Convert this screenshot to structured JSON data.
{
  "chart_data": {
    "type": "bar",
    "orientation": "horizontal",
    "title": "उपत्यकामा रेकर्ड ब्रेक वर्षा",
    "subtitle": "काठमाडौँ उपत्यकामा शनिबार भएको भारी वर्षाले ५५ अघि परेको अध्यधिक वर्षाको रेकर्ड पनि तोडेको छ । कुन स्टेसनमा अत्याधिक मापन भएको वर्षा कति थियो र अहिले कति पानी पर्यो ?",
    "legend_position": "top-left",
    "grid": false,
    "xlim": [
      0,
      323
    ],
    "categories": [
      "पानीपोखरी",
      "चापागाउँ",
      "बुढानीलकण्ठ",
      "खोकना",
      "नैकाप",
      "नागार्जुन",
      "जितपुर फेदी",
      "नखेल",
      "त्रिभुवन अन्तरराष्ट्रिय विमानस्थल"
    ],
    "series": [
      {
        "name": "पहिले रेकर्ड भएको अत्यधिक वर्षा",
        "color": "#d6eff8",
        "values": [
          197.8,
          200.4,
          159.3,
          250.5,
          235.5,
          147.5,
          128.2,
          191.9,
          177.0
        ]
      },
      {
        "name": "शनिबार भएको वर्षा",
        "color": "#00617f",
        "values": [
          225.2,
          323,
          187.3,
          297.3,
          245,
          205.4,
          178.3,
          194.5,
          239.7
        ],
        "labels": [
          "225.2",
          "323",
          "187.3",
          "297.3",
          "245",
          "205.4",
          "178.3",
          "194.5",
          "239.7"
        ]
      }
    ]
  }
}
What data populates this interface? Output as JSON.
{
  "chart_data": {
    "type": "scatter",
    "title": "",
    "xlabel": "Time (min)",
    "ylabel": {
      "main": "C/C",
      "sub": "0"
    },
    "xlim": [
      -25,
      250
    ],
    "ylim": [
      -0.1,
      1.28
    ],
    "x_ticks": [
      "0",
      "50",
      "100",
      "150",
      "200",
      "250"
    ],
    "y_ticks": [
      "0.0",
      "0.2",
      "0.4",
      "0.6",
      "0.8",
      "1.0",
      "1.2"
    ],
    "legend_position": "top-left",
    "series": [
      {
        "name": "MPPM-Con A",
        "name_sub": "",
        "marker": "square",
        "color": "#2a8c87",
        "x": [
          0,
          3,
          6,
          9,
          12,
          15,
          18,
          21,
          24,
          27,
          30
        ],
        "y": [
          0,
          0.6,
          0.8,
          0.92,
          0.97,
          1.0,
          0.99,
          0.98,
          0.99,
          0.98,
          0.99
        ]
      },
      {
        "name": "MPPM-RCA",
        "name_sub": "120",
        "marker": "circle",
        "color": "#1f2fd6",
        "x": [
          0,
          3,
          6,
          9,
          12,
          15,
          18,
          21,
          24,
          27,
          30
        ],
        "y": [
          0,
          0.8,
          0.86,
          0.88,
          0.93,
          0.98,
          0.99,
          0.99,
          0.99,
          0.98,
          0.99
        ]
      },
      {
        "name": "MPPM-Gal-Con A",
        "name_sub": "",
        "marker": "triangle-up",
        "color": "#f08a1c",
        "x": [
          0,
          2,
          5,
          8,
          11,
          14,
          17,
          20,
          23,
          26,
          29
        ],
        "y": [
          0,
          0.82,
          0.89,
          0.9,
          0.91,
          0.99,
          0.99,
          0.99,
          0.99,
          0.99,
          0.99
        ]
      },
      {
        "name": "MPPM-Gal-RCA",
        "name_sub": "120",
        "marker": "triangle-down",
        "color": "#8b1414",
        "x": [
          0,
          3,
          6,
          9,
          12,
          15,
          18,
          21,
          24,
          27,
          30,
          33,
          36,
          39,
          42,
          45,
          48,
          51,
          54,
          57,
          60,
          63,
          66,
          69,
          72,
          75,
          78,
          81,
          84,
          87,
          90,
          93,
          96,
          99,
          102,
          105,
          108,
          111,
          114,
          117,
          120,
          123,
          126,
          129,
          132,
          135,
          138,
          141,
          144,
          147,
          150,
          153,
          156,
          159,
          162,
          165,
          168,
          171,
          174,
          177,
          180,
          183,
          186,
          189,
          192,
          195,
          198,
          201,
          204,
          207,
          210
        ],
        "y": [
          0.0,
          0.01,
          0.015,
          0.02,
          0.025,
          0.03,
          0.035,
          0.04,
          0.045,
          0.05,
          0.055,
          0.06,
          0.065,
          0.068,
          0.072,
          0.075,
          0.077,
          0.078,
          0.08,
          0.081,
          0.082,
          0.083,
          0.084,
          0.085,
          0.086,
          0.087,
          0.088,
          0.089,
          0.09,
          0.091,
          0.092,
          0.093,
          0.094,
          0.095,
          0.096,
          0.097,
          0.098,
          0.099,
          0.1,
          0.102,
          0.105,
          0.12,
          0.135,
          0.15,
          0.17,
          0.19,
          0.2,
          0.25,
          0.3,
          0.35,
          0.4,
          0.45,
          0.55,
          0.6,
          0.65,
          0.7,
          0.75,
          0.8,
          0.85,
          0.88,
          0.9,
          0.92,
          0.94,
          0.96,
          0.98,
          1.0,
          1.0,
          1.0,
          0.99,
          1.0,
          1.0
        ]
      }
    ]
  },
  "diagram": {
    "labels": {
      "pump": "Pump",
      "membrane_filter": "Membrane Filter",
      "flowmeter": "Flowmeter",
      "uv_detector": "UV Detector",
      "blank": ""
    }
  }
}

_What is needed_.
Retype every entry above, word for word.

_Solved problem_.
Convert this screenshot to structured JSON data.
{
  "chart_data": {
    "type": "bar",
    "orientation": "horizontal",
    "title": "उपत्यकामा रेकर्ड ब्रेक वर्षा",
    "subtitle": "काठमाडौँ उपत्यकामा शनिबार भएको भारी वर्षाले ५५ अघि परेको अध्यधिक वर्षाको रेकर्ड पनि तोडेको छ । कुन स्टेसनमा अत्याधिक मापन भएको वर्षा कति थियो र अहिले कति पानी पर्यो ?",
    "legend_position": "top-left",
    "grid": false,
    "xlim": [
      0,
      323
    ],
    "categories": [
      "पानीपोखरी",
      "चापागाउँ",
      "बुढानीलकण्ठ",
      "खोकना",
      "नैकाप",
      "नागार्जुन",
      "जितपुर फेदी",
      "नखेल",
      "त्रिभुवन अन्तरराष्ट्रिय विमानस्थल"
    ],
    "series": [
      {
        "name": "पहिले रेकर्ड भएको अत्यधिक वर्षा",
        "color": "#d6eff8",
        "values": [
          197.8,
          200.4,
          159.3,
          250.5,
          235.5,
          147.5,
          128.2,
          191.9,
          177.0
        ]
      },
      {
        "name": "शनिबार भएको वर्षा",
        "color": "#00617f",
        "values": [
          225.2,
          323,
          187.3,
          297.3,
          245,
          205.4,
          178.3,
          194.5,
          239.7
        ],
        "labels": [
          "225.2",
          "323",
          "187.3",
          "297.3",
          "245",
          "205.4",
          "178.3",
          "194.5",
          "239.7"
        ]
      }
    ]
  }
}
What data populates this interface? Output as JSON.
{
  "chart_data": {
    "type": "scatter",
    "title": "",
    "xlabel": "Time (min)",
    "ylabel": {
      "main": "C/C",
      "sub": "0"
    },
    "xlim": [
      -25,
      250
    ],
    "ylim": [
      -0.1,
      1.28
    ],
    "x_ticks": [
      "0",
      "50",
      "100",
      "150",
      "200",
      "250"
    ],
    "y_ticks": [
      "0.0",
      "0.2",
      "0.4",
      "0.6",
      "0.8",
      "1.0",
      "1.2"
    ],
    "legend_position": "top-left",
    "series": [
      {
        "name": "MPPM-Con A",
        "name_sub": "",
        "marker": "square",
        "color": "#2a8c87",
        "x": [
          0,
          3,
          6,
          9,
          12,
          15,
          18,
          21,
          24,
          27,
          30
        ],
        "y": [
          0,
          0.6,
          0.8,
          0.92,
          0.97,
          1.0,
          0.99,
          0.98,
          0.99,
          0.98,
          0.99
        ]
      },
      {
        "name": "MPPM-RCA",
        "name_sub": "120",
        "marker": "circle",
        "color": "#1f2fd6",
        "x": [
          0,
          3,
          6,
          9,
          12,
          15,
          18,
          21,
          24,
          27,
          30
        ],
        "y": [
          0,
          0.8,
          0.86,
          0.88,
          0.93,
          0.98,
          0.99,
          0.99,
          0.99,
          0.98,
          0.99
        ]
      },
      {
        "name": "MPPM-Gal-Con A",
        "name_sub": "",
        "marker": "triangle-up",
        "color": "#f08a1c",
        "x": [
          0,
          2,
          5,
          8,
          11,
          14,
          17,
          20,
          23,
          26,
          29
        ],
        "y": [
          0,
          0.82,
          0.89,
          0.9,
          0.91,
          0.99,
          0.99,
          0.99,
          0.99,
          0.99,
          0.99
        ]
      },
      {
        "name": "MPPM-Gal-RCA",
        "name_sub": "120",
        "marker": "triangle-down",
        "color": "#8b1414",
        "x": [
          0,
          3,
          6,
          9,
          12,
          15,
          18,
          21,
          24,
          27,
          30,
          33,
          36,
          39,
          42,
          45,
          48,
          51,
          54,
          57,
          60,
          63,
          66,
          69,
          72,
          75,
          78,
          81,
          84,
          87,
          90,
          93,
          96,
          99,
          102,
          105,
          108,
          111,
          114,
          117,
          120,
          123,
          126,
          129,
          132,
          135,
          138,
          141,
          144,
          147,
          150,
          153,
          156,
          159,
          162,
          165,
          168,
          171,
          174,
          177,
          180,
          183,
          186,
          189,
          192,
          195,
          198,
          201,
          204,
          207,
          210
        ],
        "y": [
          0.0,
          0.01,
          0.015,
          0.02,
          0.025,
          0.03,
          0.035,
          0.04,
          0.045,
          0.05,
          0.055,
          0.06,
          0.065,
          0.068,
          0.072,
          0.075,
          0.077,
          0.078,
          0.08,
          0.081,
          0.082,
          0.083,
          0.084,
          0.085,
          0.086,
          0.087,
          0.088,
          0.089,
          0.09,
          0.091,
          0.092,
          0.093,
          0.094,
          0.095,
          0.096,
          0.097,
          0.098,
          0.099,
          0.1,
          0.102,
          0.105,
          0.12,
          0.135,
          0.15,
          0.17,
          0.19,
          0.2,
          0.25,
          0.3,
          0.35,
          0.4,
          0.45,
          0.55,
          0.6,
          0.65,
          0.7,
          0.75,
          0.8,
          0.85,
          0.88,
          0.9,
          0.92,
          0.94,
          0.96,
          0.98,
          1.0,
          1.0,
          1.0,
          0.99,
          1.0,
          1.0
        ]
      }
    ]
  },
  "diagram": {
    "labels": {
      "pump": "Pump",
      "membrane_filter": "Membrane Filter",
      "flowmeter": "Flowmeter",
      "uv_detector": "UV Detector",
      "blank": ""
    }
  }
}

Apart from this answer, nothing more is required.